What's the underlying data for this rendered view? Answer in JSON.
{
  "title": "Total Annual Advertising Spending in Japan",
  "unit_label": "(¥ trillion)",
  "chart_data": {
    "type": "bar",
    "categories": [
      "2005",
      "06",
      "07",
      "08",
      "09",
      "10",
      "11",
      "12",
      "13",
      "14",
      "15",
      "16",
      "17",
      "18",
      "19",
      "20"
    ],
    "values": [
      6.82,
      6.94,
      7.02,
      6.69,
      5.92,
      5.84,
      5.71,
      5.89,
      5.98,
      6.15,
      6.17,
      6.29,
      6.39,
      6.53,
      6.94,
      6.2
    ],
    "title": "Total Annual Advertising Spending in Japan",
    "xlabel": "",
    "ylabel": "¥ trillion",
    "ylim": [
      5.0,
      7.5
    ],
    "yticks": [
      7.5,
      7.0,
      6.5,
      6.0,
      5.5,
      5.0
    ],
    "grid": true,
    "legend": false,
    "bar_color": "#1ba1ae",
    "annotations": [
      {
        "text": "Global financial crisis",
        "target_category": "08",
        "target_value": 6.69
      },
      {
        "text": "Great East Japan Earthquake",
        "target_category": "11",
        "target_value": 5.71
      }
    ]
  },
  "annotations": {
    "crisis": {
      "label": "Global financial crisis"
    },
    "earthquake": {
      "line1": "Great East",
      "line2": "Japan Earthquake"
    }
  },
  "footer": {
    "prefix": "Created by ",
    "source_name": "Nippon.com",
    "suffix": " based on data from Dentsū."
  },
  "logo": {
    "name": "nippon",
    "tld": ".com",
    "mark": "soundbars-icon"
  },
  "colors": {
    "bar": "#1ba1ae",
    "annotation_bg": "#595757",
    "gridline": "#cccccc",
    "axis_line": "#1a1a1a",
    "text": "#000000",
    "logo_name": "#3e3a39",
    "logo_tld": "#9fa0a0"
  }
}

· · ·

What is asked:
Print back all the lines verbatim.

Output below:
What's the underlying data for this rendered view? Answer in JSON.
{
  "title": "Total Annual Advertising Spending in Japan",
  "unit_label": "(¥ trillion)",
  "chart_data": {
    "type": "bar",
    "categories": [
      "2005",
      "06",
      "07",
      "08",
      "09",
      "10",
      "11",
      "12",
      "13",
      "14",
      "15",
      "16",
      "17",
      "18",
      "19",
      "20"
    ],
    "values": [
      6.82,
      6.94,
      7.02,
      6.69,
      5.92,
      5.84,
      5.71,
      5.89,
      5.98,
      6.15,
      6.17,
      6.29,
      6.39,
      6.53,
      6.94,
      6.2
    ],
    "title": "Total Annual Advertising Spending in Japan",
    "xlabel": "",
    "ylabel": "¥ trillion",
    "ylim": [
      5.0,
      7.5
    ],
    "yticks": [
      7.5,
      7.0,
      6.5,
      6.0,
      5.5,
      5.0
    ],
    "grid": true,
    "legend": false,
    "bar_color": "#1ba1ae",
    "annotations": [
      {
        "text": "Global financial crisis",
        "target_category": "08",
        "target_value": 6.69
      },
      {
        "text": "Great East Japan Earthquake",
        "target_category": "11",
        "target_value": 5.71
      }
    ]
  },
  "annotations": {
    "crisis": {
      "label": "Global financial crisis"
    },
    "earthquake": {
      "line1": "Great East",
      "line2": "Japan Earthquake"
    }
  },
  "footer": {
    "prefix": "Created by ",
    "source_name": "Nippon.com",
    "suffix": " based on data from Dentsū."
  },
  "logo": {
    "name": "nippon",
    "tld": ".com",
    "mark": "soundbars-icon"
  },
  "colors": {
    "bar": "#1ba1ae",
    "annotation_bg": "#595757",
    "gridline": "#cccccc",
    "axis_line": "#1a1a1a",
    "text": "#000000",
    "logo_name": "#3e3a39",
    "logo_tld": "#9fa0a0"
  }
}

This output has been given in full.